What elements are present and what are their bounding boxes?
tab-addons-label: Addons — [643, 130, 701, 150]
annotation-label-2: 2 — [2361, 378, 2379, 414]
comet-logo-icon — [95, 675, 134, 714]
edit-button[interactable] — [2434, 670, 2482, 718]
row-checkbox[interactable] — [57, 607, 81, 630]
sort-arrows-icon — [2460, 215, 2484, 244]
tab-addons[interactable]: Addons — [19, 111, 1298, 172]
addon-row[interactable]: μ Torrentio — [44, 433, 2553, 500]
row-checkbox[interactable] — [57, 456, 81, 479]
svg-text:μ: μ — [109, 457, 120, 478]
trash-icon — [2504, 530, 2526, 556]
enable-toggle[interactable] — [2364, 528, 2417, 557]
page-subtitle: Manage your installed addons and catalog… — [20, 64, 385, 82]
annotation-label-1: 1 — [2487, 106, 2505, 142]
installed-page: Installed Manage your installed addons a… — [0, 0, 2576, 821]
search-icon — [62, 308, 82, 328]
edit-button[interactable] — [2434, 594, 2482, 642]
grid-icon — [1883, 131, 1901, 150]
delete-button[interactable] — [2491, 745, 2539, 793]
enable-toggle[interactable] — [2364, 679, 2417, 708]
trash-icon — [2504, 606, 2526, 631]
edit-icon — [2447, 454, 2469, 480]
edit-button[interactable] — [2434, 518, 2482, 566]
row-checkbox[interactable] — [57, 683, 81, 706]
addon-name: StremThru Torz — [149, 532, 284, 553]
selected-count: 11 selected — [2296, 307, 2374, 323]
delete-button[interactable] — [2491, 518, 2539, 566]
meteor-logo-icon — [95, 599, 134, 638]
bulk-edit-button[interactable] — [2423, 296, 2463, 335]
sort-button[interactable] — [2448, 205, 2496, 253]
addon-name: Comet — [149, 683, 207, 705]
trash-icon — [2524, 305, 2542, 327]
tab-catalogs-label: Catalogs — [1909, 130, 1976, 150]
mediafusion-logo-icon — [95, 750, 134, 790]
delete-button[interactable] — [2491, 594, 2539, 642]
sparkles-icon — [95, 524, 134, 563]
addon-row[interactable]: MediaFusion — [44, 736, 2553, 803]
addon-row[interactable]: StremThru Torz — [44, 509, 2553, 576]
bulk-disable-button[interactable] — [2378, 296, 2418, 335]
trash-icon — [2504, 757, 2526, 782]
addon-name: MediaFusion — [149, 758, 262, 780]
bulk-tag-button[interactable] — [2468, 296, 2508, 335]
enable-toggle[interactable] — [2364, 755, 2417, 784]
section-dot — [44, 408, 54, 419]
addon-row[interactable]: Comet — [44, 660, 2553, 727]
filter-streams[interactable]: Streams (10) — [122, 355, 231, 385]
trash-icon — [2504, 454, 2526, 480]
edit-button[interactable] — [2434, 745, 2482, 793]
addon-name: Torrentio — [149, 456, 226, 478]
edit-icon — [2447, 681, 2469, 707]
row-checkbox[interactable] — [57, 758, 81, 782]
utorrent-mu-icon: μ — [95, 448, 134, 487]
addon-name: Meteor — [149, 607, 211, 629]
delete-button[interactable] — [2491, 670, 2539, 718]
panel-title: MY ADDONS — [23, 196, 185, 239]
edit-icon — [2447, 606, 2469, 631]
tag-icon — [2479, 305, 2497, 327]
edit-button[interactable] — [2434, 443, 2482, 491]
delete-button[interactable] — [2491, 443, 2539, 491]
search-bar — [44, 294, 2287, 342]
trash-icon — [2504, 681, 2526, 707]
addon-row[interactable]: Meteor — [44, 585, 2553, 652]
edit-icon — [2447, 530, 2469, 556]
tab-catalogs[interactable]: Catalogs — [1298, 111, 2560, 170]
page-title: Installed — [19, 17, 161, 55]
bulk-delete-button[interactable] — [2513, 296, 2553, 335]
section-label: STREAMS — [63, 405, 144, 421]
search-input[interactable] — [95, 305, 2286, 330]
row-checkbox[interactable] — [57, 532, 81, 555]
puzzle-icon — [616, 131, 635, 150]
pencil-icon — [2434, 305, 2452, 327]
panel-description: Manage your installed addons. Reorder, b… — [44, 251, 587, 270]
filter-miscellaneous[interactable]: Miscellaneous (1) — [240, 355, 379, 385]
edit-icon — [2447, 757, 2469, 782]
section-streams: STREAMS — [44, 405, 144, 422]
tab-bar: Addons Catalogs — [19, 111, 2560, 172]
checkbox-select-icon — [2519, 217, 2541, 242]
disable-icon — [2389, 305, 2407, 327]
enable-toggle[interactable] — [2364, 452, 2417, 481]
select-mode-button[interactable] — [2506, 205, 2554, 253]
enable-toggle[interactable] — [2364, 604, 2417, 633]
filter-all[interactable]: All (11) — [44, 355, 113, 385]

CHALLENGE
Reproduce the records verbatim from their first line through the line containing "trash-icon — [2504, 454, 2526, 480]", including that line.

TASK OUTPUT
What elements are present and what are their bounding boxes?
tab-addons-label: Addons — [643, 130, 701, 150]
annotation-label-2: 2 — [2361, 378, 2379, 414]
comet-logo-icon — [95, 675, 134, 714]
edit-button[interactable] — [2434, 670, 2482, 718]
row-checkbox[interactable] — [57, 607, 81, 630]
sort-arrows-icon — [2460, 215, 2484, 244]
tab-addons[interactable]: Addons — [19, 111, 1298, 172]
addon-row[interactable]: μ Torrentio — [44, 433, 2553, 500]
row-checkbox[interactable] — [57, 456, 81, 479]
svg-text:μ: μ — [109, 457, 120, 478]
trash-icon — [2504, 530, 2526, 556]
enable-toggle[interactable] — [2364, 528, 2417, 557]
page-subtitle: Manage your installed addons and catalog… — [20, 64, 385, 82]
annotation-label-1: 1 — [2487, 106, 2505, 142]
installed-page: Installed Manage your installed addons a… — [0, 0, 2576, 821]
search-icon — [62, 308, 82, 328]
edit-button[interactable] — [2434, 594, 2482, 642]
grid-icon — [1883, 131, 1901, 150]
delete-button[interactable] — [2491, 745, 2539, 793]
enable-toggle[interactable] — [2364, 679, 2417, 708]
trash-icon — [2504, 606, 2526, 631]
edit-icon — [2447, 454, 2469, 480]
edit-button[interactable] — [2434, 518, 2482, 566]
row-checkbox[interactable] — [57, 683, 81, 706]
addon-name: StremThru Torz — [149, 532, 284, 553]
selected-count: 11 selected — [2296, 307, 2374, 323]
delete-button[interactable] — [2491, 518, 2539, 566]
meteor-logo-icon — [95, 599, 134, 638]
bulk-edit-button[interactable] — [2423, 296, 2463, 335]
sort-button[interactable] — [2448, 205, 2496, 253]
addon-name: Comet — [149, 683, 207, 705]
trash-icon — [2524, 305, 2542, 327]
tab-catalogs-label: Catalogs — [1909, 130, 1976, 150]
mediafusion-logo-icon — [95, 750, 134, 790]
delete-button[interactable] — [2491, 594, 2539, 642]
sparkles-icon — [95, 524, 134, 563]
addon-row[interactable]: MediaFusion — [44, 736, 2553, 803]
addon-row[interactable]: StremThru Torz — [44, 509, 2553, 576]
bulk-disable-button[interactable] — [2378, 296, 2418, 335]
trash-icon — [2504, 757, 2526, 782]
addon-name: MediaFusion — [149, 758, 262, 780]
bulk-tag-button[interactable] — [2468, 296, 2508, 335]
enable-toggle[interactable] — [2364, 755, 2417, 784]
section-dot — [44, 408, 54, 419]
addon-row[interactable]: Comet — [44, 660, 2553, 727]
filter-streams[interactable]: Streams (10) — [122, 355, 231, 385]
trash-icon — [2504, 454, 2526, 480]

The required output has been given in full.